Exercise details —
From the entries below, pull out each line where "question" appears.

--- START OF Working data ---

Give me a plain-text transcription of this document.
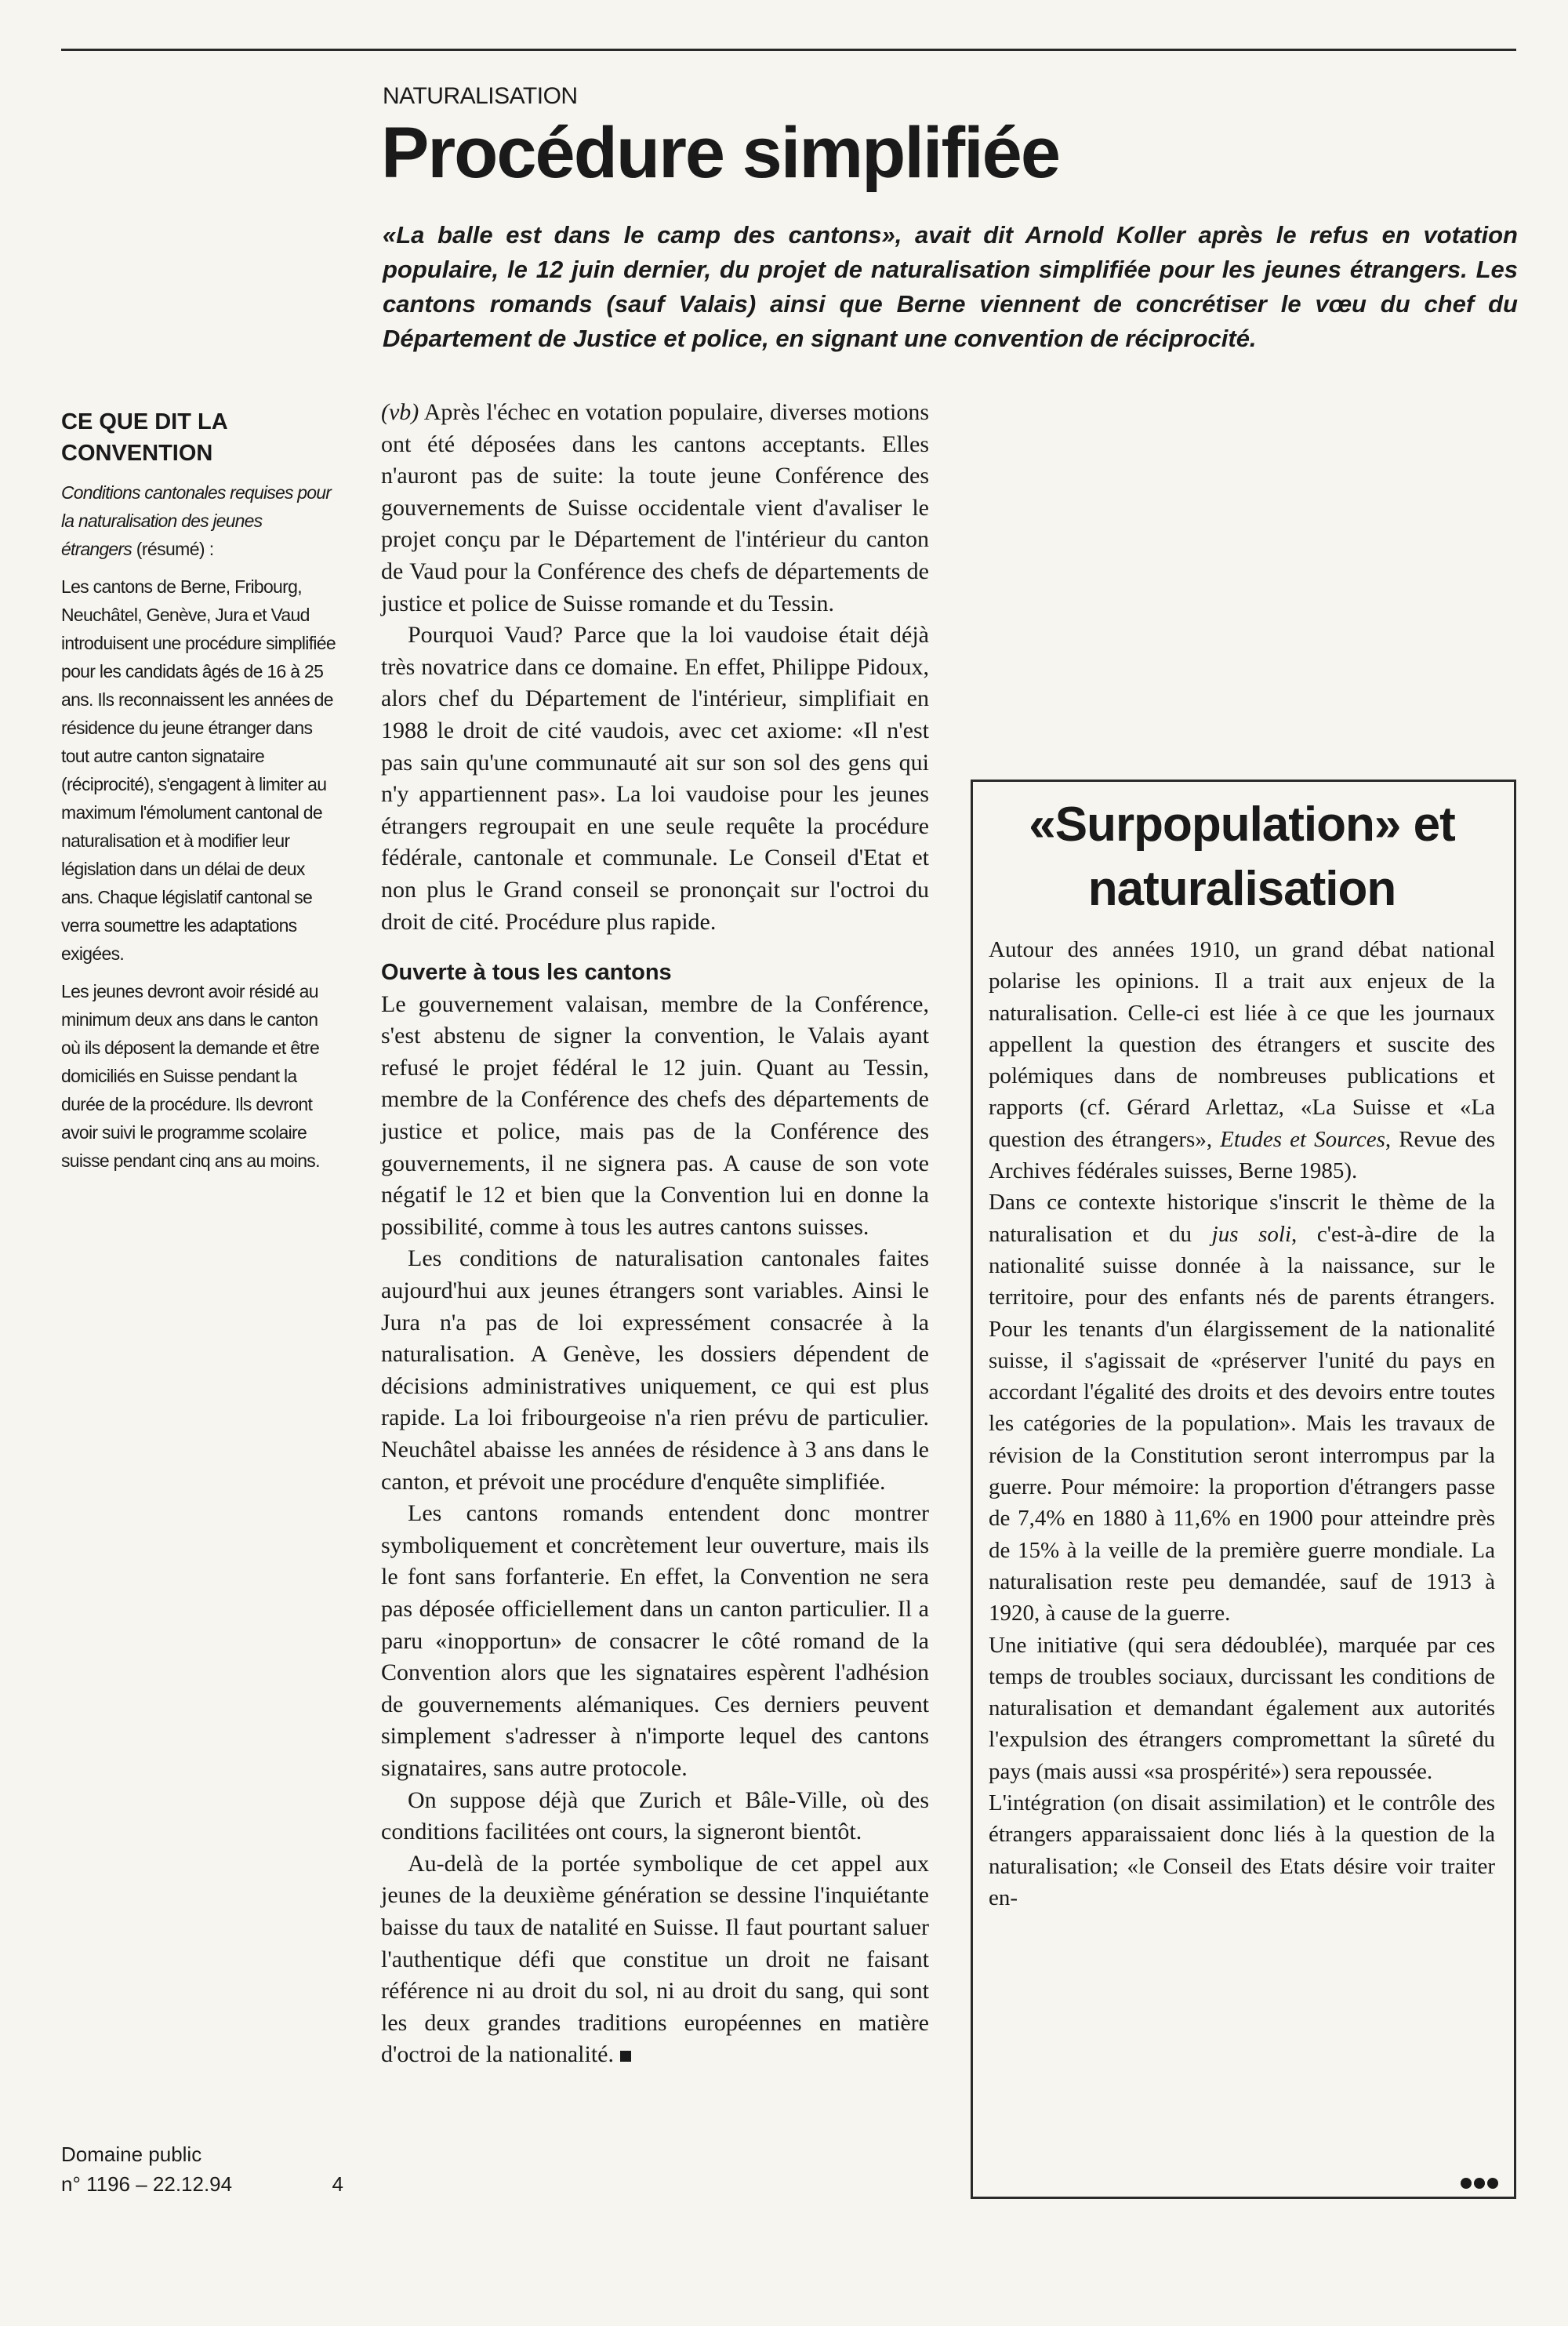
NATURALISATION
Procédure simplifiée

«La balle est dans le camp des cantons», avait dit Arnold Koller après le refus en votation populaire, le 12 juin dernier, du projet de naturalisation simplifiée pour les jeunes étrangers. Les cantons romands (sauf Valais) ainsi que Berne viennent de concrétiser le vœu du chef du Département de Justice et police, en signant une convention de réciprocité.

CE QUE DIT LA CONVENTION

Conditions cantonales requises pour la naturalisation des jeunes étrangers (résumé) :

Les cantons de Berne, Fribourg, Neuchâtel, Genève, Jura et Vaud introduisent une procédure simplifiée pour les candidats âgés de 16 à 25 ans. Ils reconnaissent les années de résidence du jeune étranger dans tout autre canton signataire (réciprocité), s'engagent à limiter au maximum l'émolument cantonal de naturalisation et à modifier leur législation dans un délai de deux ans. Chaque législatif cantonal se verra soumettre les adaptations exigées.

Les jeunes devront avoir résidé au minimum deux ans dans le canton où ils déposent la demande et être domiciliés en Suisse pendant la durée de la procédure. Ils devront avoir suivi le programme scolaire suisse pendant cinq ans au moins.

Domaine public
n° 1196 – 22.12.94	4

(vb) Après l'échec en votation populaire, diverses motions ont été déposées dans les cantons acceptants. Elles n'auront pas de suite: la toute jeune Conférence des gouvernements de Suisse occidentale vient d'avaliser le projet conçu par le Département de l'intérieur du canton de Vaud pour la Conférence des chefs de départements de justice et police de Suisse romande et du Tessin.

Pourquoi Vaud? Parce que la loi vaudoise était déjà très novatrice dans ce domaine. En effet, Philippe Pidoux, alors chef du Département de l'intérieur, simplifiait en 1988 le droit de cité vaudois, avec cet axiome: «Il n'est pas sain qu'une communauté ait sur son sol des gens qui n'y appartiennent pas». La loi vaudoise pour les jeunes étrangers regroupait en une seule requête la procédure fédérale, cantonale et communale. Le Conseil d'Etat et non plus le Grand conseil se prononçait sur l'octroi du droit de cité. Procédure plus rapide.

Ouverte à tous les cantons

Le gouvernement valaisan, membre de la Conférence, s'est abstenu de signer la convention, le Valais ayant refusé le projet fédéral le 12 juin. Quant au Tessin, membre de la Conférence des chefs des départements de justice et police, mais pas de la Conférence des gouvernements, il ne signera pas. A cause de son vote négatif le 12 et bien que la Convention lui en donne la possibilité, comme à tous les autres cantons suisses.

Les conditions de naturalisation cantonales faites aujourd'hui aux jeunes étrangers sont variables. Ainsi le Jura n'a pas de loi expressément consacrée à la naturalisation. A Genève, les dossiers dépendent de décisions administratives uniquement, ce qui est plus rapide. La loi fribourgeoise n'a rien prévu de particulier. Neuchâtel abaisse les années de résidence à 3 ans dans le canton, et prévoit une procédure d'enquête simplifiée.

Les cantons romands entendent donc montrer symboliquement et concrètement leur ouverture, mais ils le font sans forfanterie. En effet, la Convention ne sera pas déposée officiellement dans un canton particulier. Il a paru «inopportun» de consacrer le côté romand de la Convention alors que les signataires espèrent l'adhésion de gouvernements alémaniques. Ces derniers peuvent simplement s'adresser à n'importe lequel des cantons signataires, sans autre protocole.

On suppose déjà que Zurich et Bâle-Ville, où des conditions facilitées ont cours, la signeront bientôt.

Au-delà de la portée symbolique de cet appel aux jeunes de la deuxième génération se dessine l'inquiétante baisse du taux de natalité en Suisse. Il faut pourtant saluer l'authentique défi que constitue un droit ne faisant référence ni au droit du sol, ni au droit du sang, qui sont les deux grandes traditions européennes en matière d'octroi de la nationalité.

«Surpopulation» et naturalisation

Autour des années 1910, un grand débat national polarise les opinions. Il a trait aux enjeux de la naturalisation. Celle-ci est liée à ce que les journaux appellent la question des étrangers et suscite des polémiques dans de nombreuses publications et rapports (cf. Gérard Arlettaz, «La Suisse et «La question des étrangers», Etudes et Sources, Revue des Archives fédérales suisses, Berne 1985).

Dans ce contexte historique s'inscrit le thème de la naturalisation et du jus soli, c'est-à-dire de la nationalité suisse donnée à la naissance, sur le territoire, pour des enfants nés de parents étrangers. Pour les tenants d'un élargissement de la nationalité suisse, il s'agissait de «préserver l'unité du pays en accordant l'égalité des droits et des devoirs entre toutes les catégories de la population». Mais les travaux de révision de la Constitution seront interrompus par la guerre. Pour mémoire: la proportion d'étrangers passe de 7,4% en 1880 à 11,6% en 1900 pour atteindre près de 15% à la veille de la première guerre mondiale. La naturalisation reste peu demandée, sauf de 1913 à 1920, à cause de la guerre.

Une initiative (qui sera dédoublée), marquée par ces temps de troubles sociaux, durcissant les conditions de naturalisation et demandant également aux autorités l'expulsion des étrangers compromettant la sûreté du pays (mais aussi «sa prospérité») sera repoussée.

L'intégration (on disait assimilation) et le contrôle des étrangers apparaissaient donc liés à la question de la naturalisation; «le Conseil des Etats désire voir traiter en-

--- END OF Working data ---

The solution —
Autour des années 1910, un grand débat national polarise les opinions. Il a trait aux enjeux de la naturalisation. Celle-ci est liée à ce que les journaux appellent la question des étrangers et suscite des polémiques dans de nombreuses publications et rapports (cf. Gérard Arlettaz, «La Suisse et «La question des étrangers», Etudes et Sources, Revue des Archives fédérales suisses, Berne 1985).
L'intégration (on disait assimilation) et le contrôle des étrangers apparaissaient donc liés à la question de la naturalisation; «le Conseil des Etats désire voir traiter en-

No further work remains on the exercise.